● **Entries with figure data**
** begin **

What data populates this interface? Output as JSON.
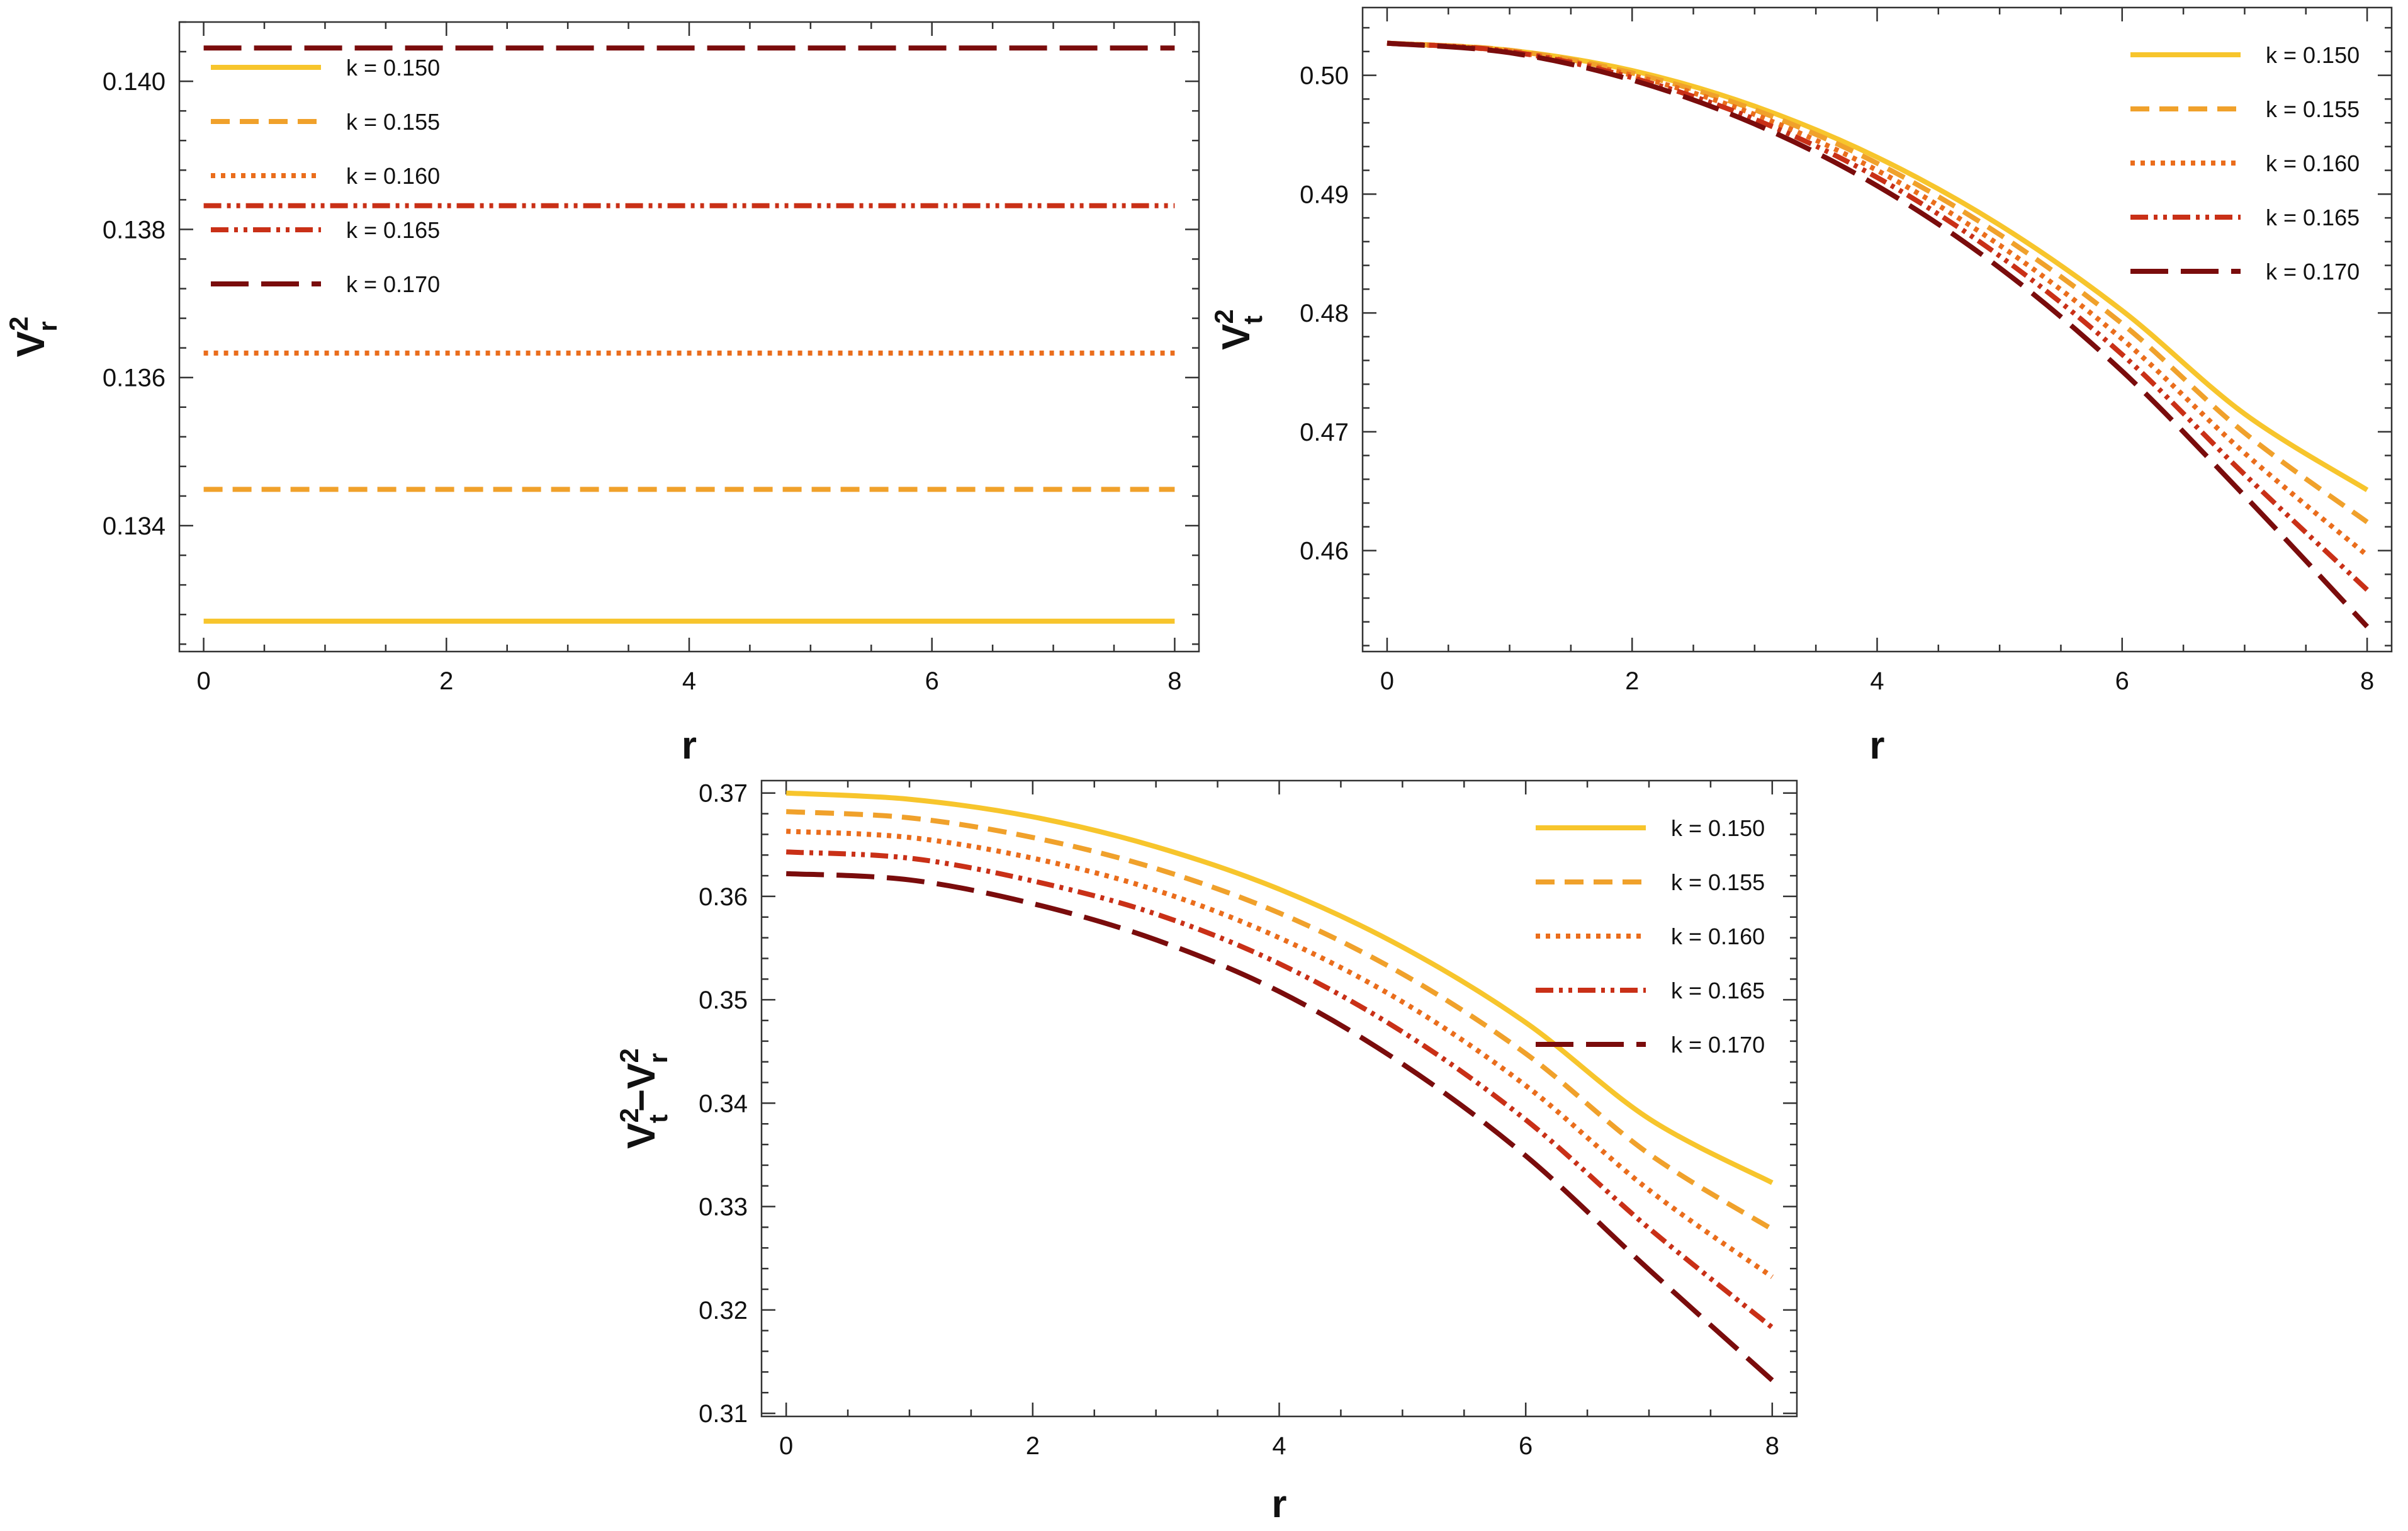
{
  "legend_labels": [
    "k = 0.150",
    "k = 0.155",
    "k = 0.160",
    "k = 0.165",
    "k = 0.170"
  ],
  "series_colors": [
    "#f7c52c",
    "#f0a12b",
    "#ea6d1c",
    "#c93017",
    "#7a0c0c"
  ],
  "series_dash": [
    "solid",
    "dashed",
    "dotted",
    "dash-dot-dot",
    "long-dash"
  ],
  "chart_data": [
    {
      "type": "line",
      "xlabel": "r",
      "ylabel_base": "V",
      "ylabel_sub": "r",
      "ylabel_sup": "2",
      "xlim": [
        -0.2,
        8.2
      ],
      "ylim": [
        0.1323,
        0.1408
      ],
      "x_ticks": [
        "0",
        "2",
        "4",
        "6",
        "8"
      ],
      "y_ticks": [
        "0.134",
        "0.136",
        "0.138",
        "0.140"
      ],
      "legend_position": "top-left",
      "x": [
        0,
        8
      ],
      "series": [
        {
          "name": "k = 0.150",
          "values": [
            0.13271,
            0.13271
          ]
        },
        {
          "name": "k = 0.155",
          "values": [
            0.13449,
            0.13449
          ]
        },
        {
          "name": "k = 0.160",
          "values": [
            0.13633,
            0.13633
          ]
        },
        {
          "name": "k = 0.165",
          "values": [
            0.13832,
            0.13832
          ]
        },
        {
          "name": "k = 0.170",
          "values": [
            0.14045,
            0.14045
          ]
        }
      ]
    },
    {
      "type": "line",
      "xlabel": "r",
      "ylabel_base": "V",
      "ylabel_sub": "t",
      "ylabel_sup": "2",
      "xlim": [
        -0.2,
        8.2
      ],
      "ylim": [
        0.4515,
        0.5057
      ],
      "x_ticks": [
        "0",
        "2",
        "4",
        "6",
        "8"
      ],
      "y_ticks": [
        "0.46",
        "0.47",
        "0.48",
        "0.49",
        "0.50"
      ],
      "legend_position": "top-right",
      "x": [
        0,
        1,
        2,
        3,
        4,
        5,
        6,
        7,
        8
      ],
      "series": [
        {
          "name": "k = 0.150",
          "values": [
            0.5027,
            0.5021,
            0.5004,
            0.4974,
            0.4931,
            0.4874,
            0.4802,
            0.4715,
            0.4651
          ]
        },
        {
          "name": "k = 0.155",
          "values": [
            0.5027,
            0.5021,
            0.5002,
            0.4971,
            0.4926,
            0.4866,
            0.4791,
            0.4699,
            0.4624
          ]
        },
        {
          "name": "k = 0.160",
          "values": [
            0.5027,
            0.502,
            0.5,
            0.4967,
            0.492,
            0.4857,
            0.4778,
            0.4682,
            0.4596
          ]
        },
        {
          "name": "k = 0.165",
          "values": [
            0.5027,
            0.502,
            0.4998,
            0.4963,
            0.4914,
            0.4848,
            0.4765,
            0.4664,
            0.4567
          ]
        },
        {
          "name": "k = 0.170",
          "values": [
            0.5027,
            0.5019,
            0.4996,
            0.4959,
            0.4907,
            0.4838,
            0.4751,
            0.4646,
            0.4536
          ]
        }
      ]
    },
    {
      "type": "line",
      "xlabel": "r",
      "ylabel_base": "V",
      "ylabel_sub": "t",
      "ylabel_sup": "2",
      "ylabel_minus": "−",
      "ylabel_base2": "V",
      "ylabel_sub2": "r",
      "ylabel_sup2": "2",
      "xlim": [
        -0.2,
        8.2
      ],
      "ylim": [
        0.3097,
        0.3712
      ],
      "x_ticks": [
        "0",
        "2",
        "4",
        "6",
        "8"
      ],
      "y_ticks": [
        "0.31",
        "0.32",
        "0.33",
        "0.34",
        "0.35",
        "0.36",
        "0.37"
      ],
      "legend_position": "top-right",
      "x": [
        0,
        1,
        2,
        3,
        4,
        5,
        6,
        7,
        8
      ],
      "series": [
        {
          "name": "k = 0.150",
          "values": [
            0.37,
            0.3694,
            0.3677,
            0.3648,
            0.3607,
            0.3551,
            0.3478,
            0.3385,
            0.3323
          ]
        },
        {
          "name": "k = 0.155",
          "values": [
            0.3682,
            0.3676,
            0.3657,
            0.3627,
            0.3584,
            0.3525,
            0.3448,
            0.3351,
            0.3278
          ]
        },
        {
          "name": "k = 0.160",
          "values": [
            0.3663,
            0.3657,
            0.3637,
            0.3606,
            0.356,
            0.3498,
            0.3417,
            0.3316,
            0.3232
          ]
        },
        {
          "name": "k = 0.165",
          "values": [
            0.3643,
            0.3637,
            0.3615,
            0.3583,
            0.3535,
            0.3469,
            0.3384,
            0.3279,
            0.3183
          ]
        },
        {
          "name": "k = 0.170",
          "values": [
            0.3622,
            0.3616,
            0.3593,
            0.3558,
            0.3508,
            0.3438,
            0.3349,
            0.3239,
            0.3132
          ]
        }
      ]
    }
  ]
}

** end **

● **What you are asked to do**
Write every record out again exactly; no pictures belong in the copy.

● **Exercise output**
What data populates this interface? Output as JSON.
{
  "legend_labels": [
    "k = 0.150",
    "k = 0.155",
    "k = 0.160",
    "k = 0.165",
    "k = 0.170"
  ],
  "series_colors": [
    "#f7c52c",
    "#f0a12b",
    "#ea6d1c",
    "#c93017",
    "#7a0c0c"
  ],
  "series_dash": [
    "solid",
    "dashed",
    "dotted",
    "dash-dot-dot",
    "long-dash"
  ],
  "chart_data": [
    {
      "type": "line",
      "xlabel": "r",
      "ylabel_base": "V",
      "ylabel_sub": "r",
      "ylabel_sup": "2",
      "xlim": [
        -0.2,
        8.2
      ],
      "ylim": [
        0.1323,
        0.1408
      ],
      "x_ticks": [
        "0",
        "2",
        "4",
        "6",
        "8"
      ],
      "y_ticks": [
        "0.134",
        "0.136",
        "0.138",
        "0.140"
      ],
      "legend_position": "top-left",
      "x": [
        0,
        8
      ],
      "series": [
        {
          "name": "k = 0.150",
          "values": [
            0.13271,
            0.13271
          ]
        },
        {
          "name": "k = 0.155",
          "values": [
            0.13449,
            0.13449
          ]
        },
        {
          "name": "k = 0.160",
          "values": [
            0.13633,
            0.13633
          ]
        },
        {
          "name": "k = 0.165",
          "values": [
            0.13832,
            0.13832
          ]
        },
        {
          "name": "k = 0.170",
          "values": [
            0.14045,
            0.14045
          ]
        }
      ]
    },
    {
      "type": "line",
      "xlabel": "r",
      "ylabel_base": "V",
      "ylabel_sub": "t",
      "ylabel_sup": "2",
      "xlim": [
        -0.2,
        8.2
      ],
      "ylim": [
        0.4515,
        0.5057
      ],
      "x_ticks": [
        "0",
        "2",
        "4",
        "6",
        "8"
      ],
      "y_ticks": [
        "0.46",
        "0.47",
        "0.48",
        "0.49",
        "0.50"
      ],
      "legend_position": "top-right",
      "x": [
        0,
        1,
        2,
        3,
        4,
        5,
        6,
        7,
        8
      ],
      "series": [
        {
          "name": "k = 0.150",
          "values": [
            0.5027,
            0.5021,
            0.5004,
            0.4974,
            0.4931,
            0.4874,
            0.4802,
            0.4715,
            0.4651
          ]
        },
        {
          "name": "k = 0.155",
          "values": [
            0.5027,
            0.5021,
            0.5002,
            0.4971,
            0.4926,
            0.4866,
            0.4791,
            0.4699,
            0.4624
          ]
        },
        {
          "name": "k = 0.160",
          "values": [
            0.5027,
            0.502,
            0.5,
            0.4967,
            0.492,
            0.4857,
            0.4778,
            0.4682,
            0.4596
          ]
        },
        {
          "name": "k = 0.165",
          "values": [
            0.5027,
            0.502,
            0.4998,
            0.4963,
            0.4914,
            0.4848,
            0.4765,
            0.4664,
            0.4567
          ]
        },
        {
          "name": "k = 0.170",
          "values": [
            0.5027,
            0.5019,
            0.4996,
            0.4959,
            0.4907,
            0.4838,
            0.4751,
            0.4646,
            0.4536
          ]
        }
      ]
    },
    {
      "type": "line",
      "xlabel": "r",
      "ylabel_base": "V",
      "ylabel_sub": "t",
      "ylabel_sup": "2",
      "ylabel_minus": "−",
      "ylabel_base2": "V",
      "ylabel_sub2": "r",
      "ylabel_sup2": "2",
      "xlim": [
        -0.2,
        8.2
      ],
      "ylim": [
        0.3097,
        0.3712
      ],
      "x_ticks": [
        "0",
        "2",
        "4",
        "6",
        "8"
      ],
      "y_ticks": [
        "0.31",
        "0.32",
        "0.33",
        "0.34",
        "0.35",
        "0.36",
        "0.37"
      ],
      "legend_position": "top-right",
      "x": [
        0,
        1,
        2,
        3,
        4,
        5,
        6,
        7,
        8
      ],
      "series": [
        {
          "name": "k = 0.150",
          "values": [
            0.37,
            0.3694,
            0.3677,
            0.3648,
            0.3607,
            0.3551,
            0.3478,
            0.3385,
            0.3323
          ]
        },
        {
          "name": "k = 0.155",
          "values": [
            0.3682,
            0.3676,
            0.3657,
            0.3627,
            0.3584,
            0.3525,
            0.3448,
            0.3351,
            0.3278
          ]
        },
        {
          "name": "k = 0.160",
          "values": [
            0.3663,
            0.3657,
            0.3637,
            0.3606,
            0.356,
            0.3498,
            0.3417,
            0.3316,
            0.3232
          ]
        },
        {
          "name": "k = 0.165",
          "values": [
            0.3643,
            0.3637,
            0.3615,
            0.3583,
            0.3535,
            0.3469,
            0.3384,
            0.3279,
            0.3183
          ]
        },
        {
          "name": "k = 0.170",
          "values": [
            0.3622,
            0.3616,
            0.3593,
            0.3558,
            0.3508,
            0.3438,
            0.3349,
            0.3239,
            0.3132
          ]
        }
      ]
    }
  ]
}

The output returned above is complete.